→ **Task to complete**
Make an exact copy of the records, with the images left out.

[Stored entries]
::::

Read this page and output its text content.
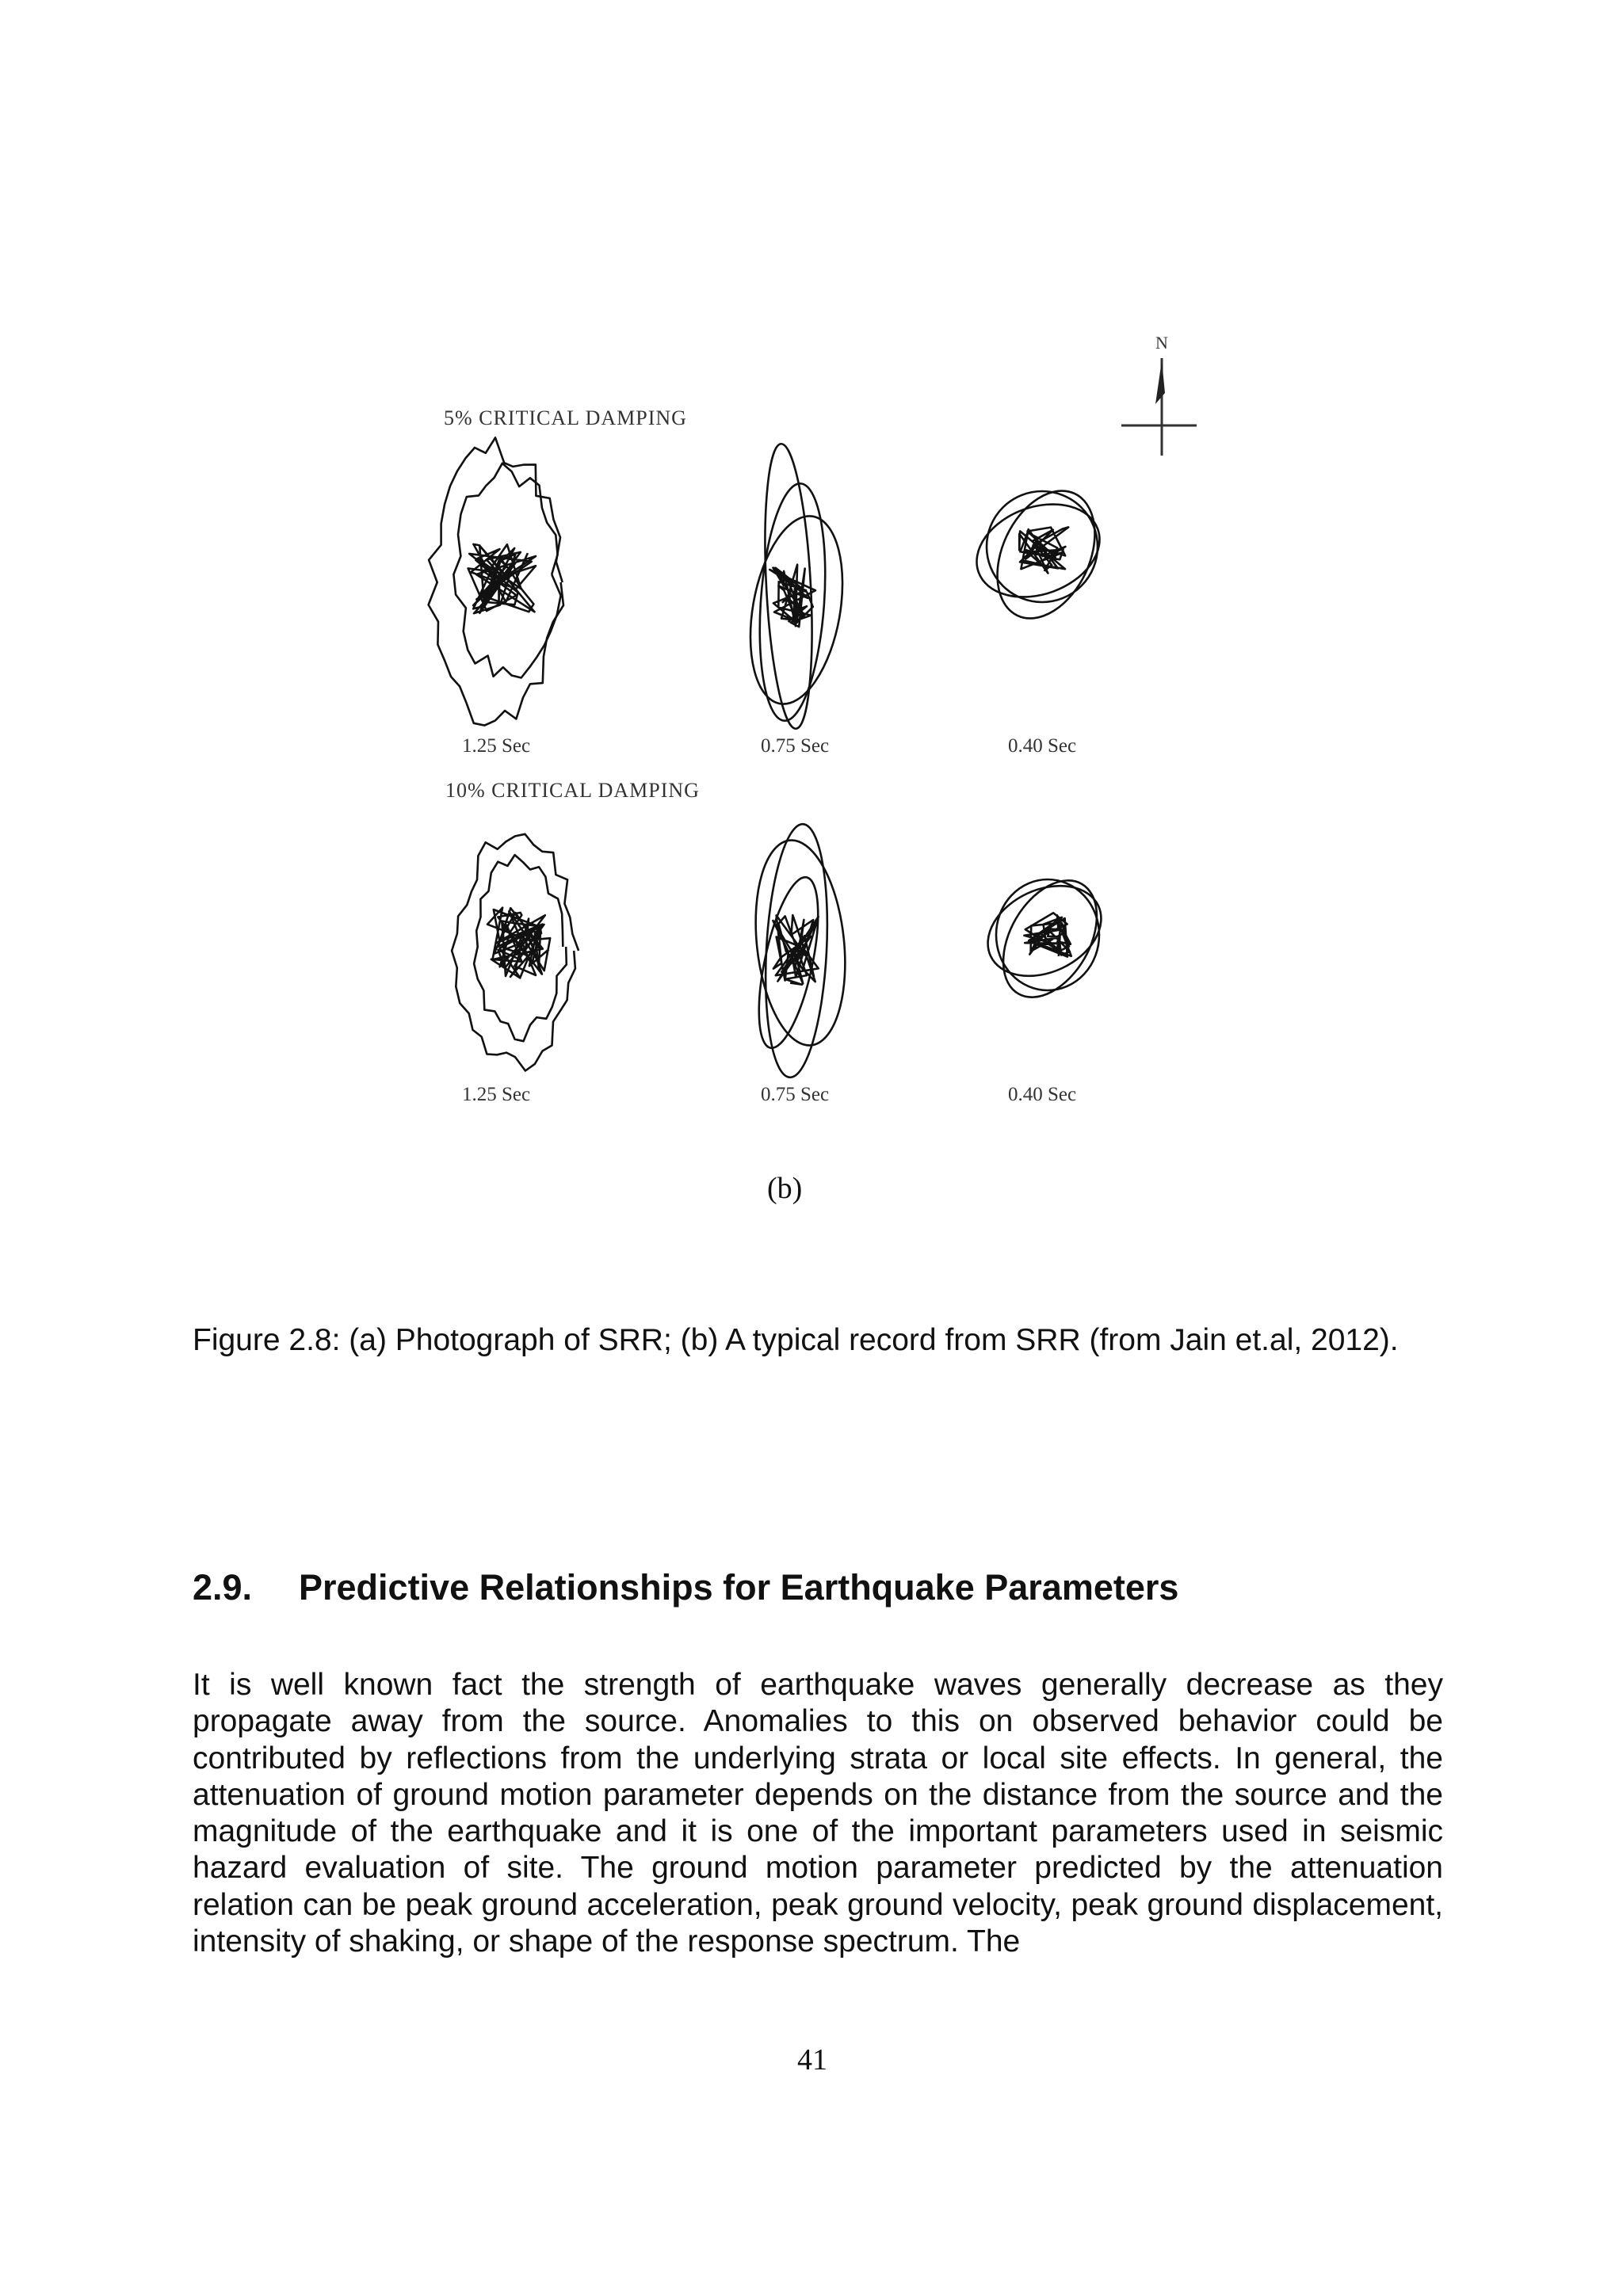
N
5% CRITICAL DAMPING
1.25 Sec	0.75 Sec	0.40 Sec
10% CRITICAL DAMPING
1.25 Sec	0.75 Sec	0.40 Sec
(b)
Figure 2.8: (a) Photograph of SRR; (b) A typical record from SRR (from Jain et.al, 2012).
2.9. Predictive Relationships for Earthquake Parameters
It is well known fact the strength of earthquake waves generally decrease as they propagate away from the source. Anomalies to this on observed behavior could be contributed by reflections from the underlying strata or local site effects. In general, the attenuation of ground motion parameter depends on the distance from the source and the magnitude of the earthquake and it is one of the important parameters used in seismic hazard evaluation of site. The ground motion parameter predicted by the attenuation relation can be peak ground acceleration, peak ground velocity, peak ground displacement, intensity of shaking, or shape of the response spectrum. The
41
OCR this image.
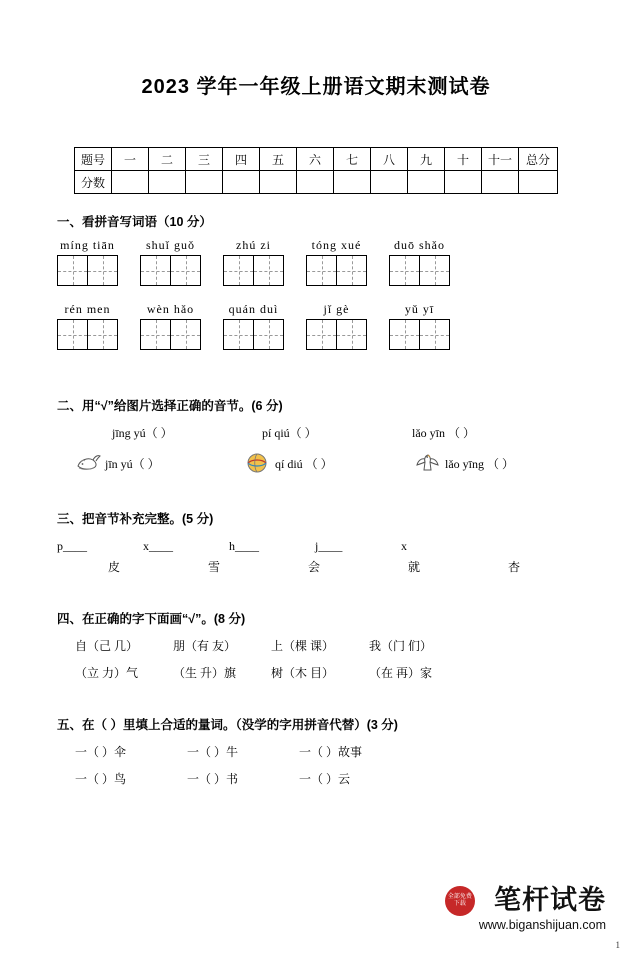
2023 学年一年级上册语文期末测试卷
题号	一	二	三	四	五	六	七	八	九	十	十一	总分
分数												
一、看拼音写词语（10 分）
míng tiān	shuǐ guǒ	zhú zi	tóng xué	duō shǎo
rén men	wèn hǎo	quán duì	jǐ gè	yǔ yī
二、用“√”给图片选择正确的音节。(6 分)
jīng yú（ ）	pí qiú（ ）	lǎo yīn （ ）
jīn yú（ ）	qí diú （ ）	lǎo yīng （ ）
三、把音节补充完整。(5 分)
p____	x____	h____	j____	x
皮	雪	会	就	杏
四、在正确的字下面画“√”。(8 分)
自（己 几）	朋（有 友）	上（棵 课）	我（门 们）
（立 力）气	（生 升）旗	树（木 目）	（在 再）家
五、在（ ）里填上合适的量词。（没学的字用拼音代替）(3 分)
一（ ）伞	一（ ）牛	一（ ）故事
一（ ）鸟	一（ ）书	一（ ）云
全部免费
下载	笔杆试卷
www.biganshijuan.com
1
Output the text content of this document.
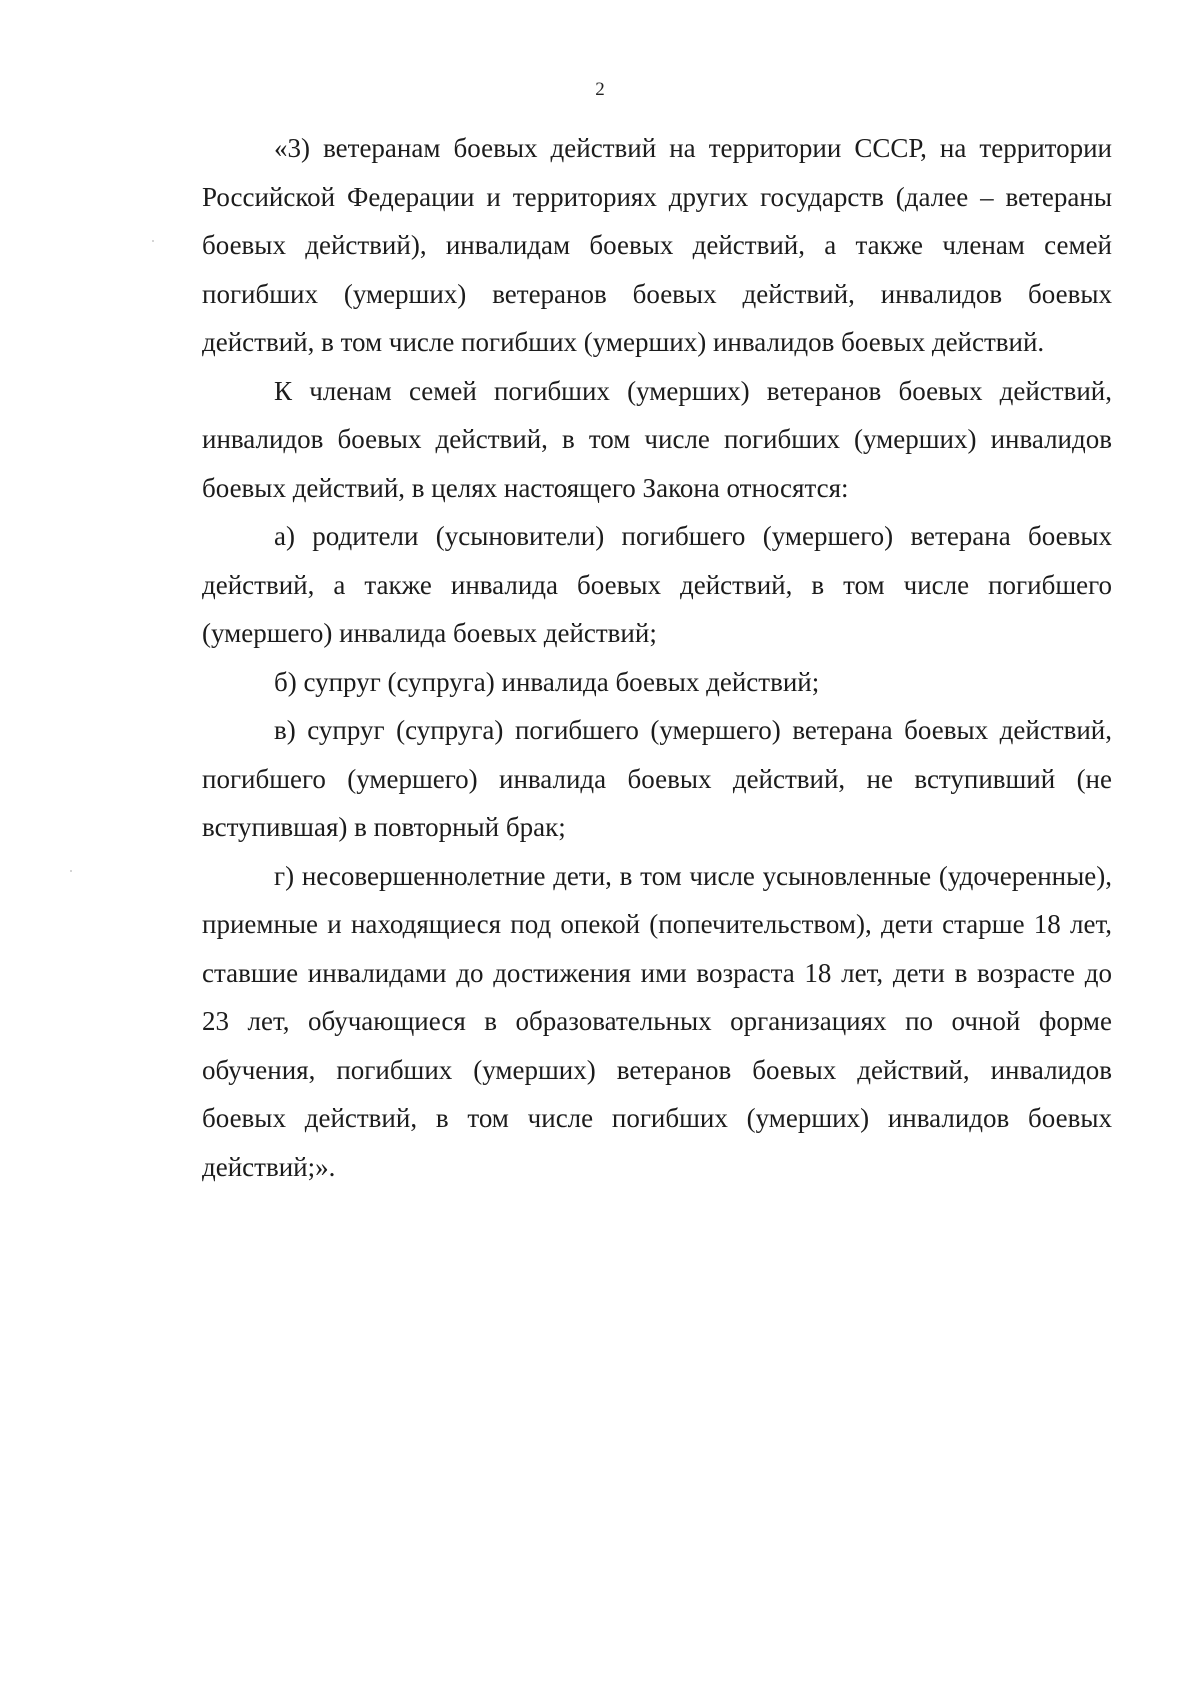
2

«3) ветеранам боевых действий на территории СССР, на территории Российской Федерации и территориях других государств (далее – ветераны боевых действий), инвалидам боевых действий, а также членам семей погибших (умерших) ветеранов боевых действий, инвалидов боевых действий, в том числе погибших (умерших) инвалидов боевых действий.

К членам семей погибших (умерших) ветеранов боевых действий, инвалидов боевых действий, в том числе погибших (умерших) инвалидов боевых действий, в целях настоящего Закона относятся:

а) родители (усыновители) погибшего (умершего) ветерана боевых действий, а также инвалида боевых действий, в том числе погибшего (умершего) инвалида боевых действий;

б) супруг (супруга) инвалида боевых действий;

в) супруг (супруга) погибшего (умершего) ветерана боевых действий, погибшего (умершего) инвалида боевых действий, не вступивший (не вступившая) в повторный брак;

г) несовершеннолетние дети, в том числе усыновленные (удочеренные), приемные и находящиеся под опекой (попечительством), дети старше 18 лет, ставшие инвалидами до достижения ими возраста 18 лет, дети в возрасте до 23 лет, обучающиеся в образовательных организациях по очной форме обучения, погибших (умерших) ветеранов боевых действий, инвалидов боевых действий, в том числе погибших (умерших) инвалидов боевых действий;».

::::

→ **Result**
Read this page and output its text content.
N
5% CRITICAL DAMPING
1.25 Sec	0.75 Sec	0.40 Sec
10% CRITICAL DAMPING
1.25 Sec	0.75 Sec	0.40 Sec
(b)
Figure 2.8: (a) Photograph of SRR; (b) A typical record from SRR (from Jain et.al, 2012).
2.9. Predictive Relationships for Earthquake Parameters
It is well known fact the strength of earthquake waves generally decrease as they propagate away from the source. Anomalies to this on observed behavior could be contributed by reflections from the underlying strata or local site effects. In general, the attenuation of ground motion parameter depends on the distance from the source and the magnitude of the earthquake and it is one of the important parameters used in seismic hazard evaluation of site. The ground motion parameter predicted by the attenuation relation can be peak ground acceleration, peak ground velocity, peak ground displacement, intensity of shaking, or shape of the response spectrum. The
41
OCR this image.
2023 学年一年级上册语文期末测试卷
题号	一	二	三	四	五	六	七	八	九	十	十一	总分
分数												
一、看拼音写词语（10 分）
míng tiān	shuǐ guǒ	zhú zi	tóng xué	duō shǎo
rén men	wèn hǎo	quán duì	jǐ gè	yǔ yī
二、用“√”给图片选择正确的音节。(6 分)
jīng yú（ ）	pí qiú（ ）	lǎo yīn （ ）
jīn yú（ ）	qí diú （ ）	lǎo yīng （ ）
三、把音节补充完整。(5 分)
p____	x____	h____	j____	x
皮	雪	会	就	杏
四、在正确的字下面画“√”。(8 分)
自（己 几）	朋（有 友）	上（棵 课）	我（门 们）
（立 力）气	（生 升）旗	树（木 目）	（在 再）家
五、在（ ）里填上合适的量词。（没学的字用拼音代替）(3 分)
一（ ）伞	一（ ）牛	一（ ）故事
一（ ）鸟	一（ ）书	一（ ）云
全部免费
下载	笔杆试卷
www.biganshijuan.com
1
Output the text content of this document.
2

«3) ветеранам боевых действий на территории СССР, на территории Российской Федерации и территориях других государств (далее – ветераны боевых действий), инвалидам боевых действий, а также членам семей погибших (умерших) ветеранов боевых действий, инвалидов боевых действий, в том числе погибших (умерших) инвалидов боевых действий.

К членам семей погибших (умерших) ветеранов боевых действий, инвалидов боевых действий, в том числе погибших (умерших) инвалидов боевых действий, в целях настоящего Закона относятся:

а) родители (усыновители) погибшего (умершего) ветерана боевых действий, а также инвалида боевых действий, в том числе погибшего (умершего) инвалида боевых действий;

б) супруг (супруга) инвалида боевых действий;

в) супруг (супруга) погибшего (умершего) ветерана боевых действий, погибшего (умершего) инвалида боевых действий, не вступивший (не вступившая) в повторный брак;

г) несовершеннолетние дети, в том числе усыновленные (удочеренные), приемные и находящиеся под опекой (попечительством), дети старше 18 лет, ставшие инвалидами до достижения ими возраста 18 лет, дети в возрасте до 23 лет, обучающиеся в образовательных организациях по очной форме обучения, погибших (умерших) ветеранов боевых действий, инвалидов боевых действий, в том числе погибших (умерших) инвалидов боевых действий;».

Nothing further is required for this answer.